>> start INFORMATION SHOWN

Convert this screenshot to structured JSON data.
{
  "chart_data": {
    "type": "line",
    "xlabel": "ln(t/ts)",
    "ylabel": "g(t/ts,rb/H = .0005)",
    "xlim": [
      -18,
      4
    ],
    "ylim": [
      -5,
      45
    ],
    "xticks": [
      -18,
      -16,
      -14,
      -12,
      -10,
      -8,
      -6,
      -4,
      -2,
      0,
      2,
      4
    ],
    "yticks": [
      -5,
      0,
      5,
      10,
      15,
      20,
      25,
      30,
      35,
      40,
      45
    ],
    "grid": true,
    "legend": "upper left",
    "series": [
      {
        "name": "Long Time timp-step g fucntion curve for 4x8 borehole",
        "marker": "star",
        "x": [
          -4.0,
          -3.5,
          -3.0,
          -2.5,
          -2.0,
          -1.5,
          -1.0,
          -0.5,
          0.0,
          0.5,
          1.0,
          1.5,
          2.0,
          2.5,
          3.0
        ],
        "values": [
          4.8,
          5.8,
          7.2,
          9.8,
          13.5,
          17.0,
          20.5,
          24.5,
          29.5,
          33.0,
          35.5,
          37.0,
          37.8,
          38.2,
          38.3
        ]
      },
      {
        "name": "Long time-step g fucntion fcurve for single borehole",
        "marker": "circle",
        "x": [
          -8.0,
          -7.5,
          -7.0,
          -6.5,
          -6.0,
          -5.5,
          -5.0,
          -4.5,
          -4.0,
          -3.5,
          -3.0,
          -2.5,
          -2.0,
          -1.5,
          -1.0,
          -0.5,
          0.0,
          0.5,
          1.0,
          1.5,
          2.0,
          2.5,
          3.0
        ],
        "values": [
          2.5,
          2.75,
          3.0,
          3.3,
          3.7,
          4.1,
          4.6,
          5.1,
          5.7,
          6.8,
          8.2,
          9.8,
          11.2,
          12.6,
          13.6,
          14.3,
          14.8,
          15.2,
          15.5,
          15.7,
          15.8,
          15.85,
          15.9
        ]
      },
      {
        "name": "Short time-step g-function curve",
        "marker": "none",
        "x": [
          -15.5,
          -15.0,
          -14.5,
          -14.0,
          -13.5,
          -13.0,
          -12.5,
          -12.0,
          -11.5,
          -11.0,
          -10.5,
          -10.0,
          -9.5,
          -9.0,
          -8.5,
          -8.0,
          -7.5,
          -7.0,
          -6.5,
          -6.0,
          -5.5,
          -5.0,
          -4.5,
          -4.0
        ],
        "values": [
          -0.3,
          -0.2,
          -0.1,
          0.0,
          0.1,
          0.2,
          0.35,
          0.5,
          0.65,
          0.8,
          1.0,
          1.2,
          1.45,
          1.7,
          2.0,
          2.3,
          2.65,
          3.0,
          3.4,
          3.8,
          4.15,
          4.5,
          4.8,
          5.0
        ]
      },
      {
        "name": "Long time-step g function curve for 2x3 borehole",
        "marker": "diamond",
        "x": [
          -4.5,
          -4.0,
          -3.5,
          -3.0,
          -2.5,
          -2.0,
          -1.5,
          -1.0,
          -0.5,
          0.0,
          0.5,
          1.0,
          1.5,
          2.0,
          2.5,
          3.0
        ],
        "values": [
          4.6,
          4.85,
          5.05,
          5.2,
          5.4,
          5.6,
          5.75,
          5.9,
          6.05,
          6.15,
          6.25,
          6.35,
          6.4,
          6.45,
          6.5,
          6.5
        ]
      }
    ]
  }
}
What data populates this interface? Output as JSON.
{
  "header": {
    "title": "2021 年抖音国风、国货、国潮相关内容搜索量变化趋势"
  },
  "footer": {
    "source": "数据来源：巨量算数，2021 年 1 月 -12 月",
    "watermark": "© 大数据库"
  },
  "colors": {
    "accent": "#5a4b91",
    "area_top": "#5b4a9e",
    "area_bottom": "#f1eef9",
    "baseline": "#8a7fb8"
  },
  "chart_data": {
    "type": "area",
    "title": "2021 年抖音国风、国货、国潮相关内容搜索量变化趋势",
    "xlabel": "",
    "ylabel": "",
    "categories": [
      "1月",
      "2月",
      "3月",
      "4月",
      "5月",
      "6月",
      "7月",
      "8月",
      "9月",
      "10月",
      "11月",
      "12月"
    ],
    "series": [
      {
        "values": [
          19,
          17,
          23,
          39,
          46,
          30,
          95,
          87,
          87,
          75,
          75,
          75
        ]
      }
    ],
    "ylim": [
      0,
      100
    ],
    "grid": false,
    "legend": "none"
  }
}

>> end INFORMATION SHOWN

◆ EXERCISE REQUIREMENTS
Pull out every line from the one with "What data populates" to the end of the listing, and output only those.

◆ EXERCISE RESPONSE
What data populates this interface? Output as JSON.
{
  "header": {
    "title": "2021 年抖音国风、国货、国潮相关内容搜索量变化趋势"
  },
  "footer": {
    "source": "数据来源：巨量算数，2021 年 1 月 -12 月",
    "watermark": "© 大数据库"
  },
  "colors": {
    "accent": "#5a4b91",
    "area_top": "#5b4a9e",
    "area_bottom": "#f1eef9",
    "baseline": "#8a7fb8"
  },
  "chart_data": {
    "type": "area",
    "title": "2021 年抖音国风、国货、国潮相关内容搜索量变化趋势",
    "xlabel": "",
    "ylabel": "",
    "categories": [
      "1月",
      "2月",
      "3月",
      "4月",
      "5月",
      "6月",
      "7月",
      "8月",
      "9月",
      "10月",
      "11月",
      "12月"
    ],
    "series": [
      {
        "values": [
          19,
          17,
          23,
          39,
          46,
          30,
          95,
          87,
          87,
          75,
          75,
          75
        ]
      }
    ],
    "ylim": [
      0,
      100
    ],
    "grid": false,
    "legend": "none"
  }
}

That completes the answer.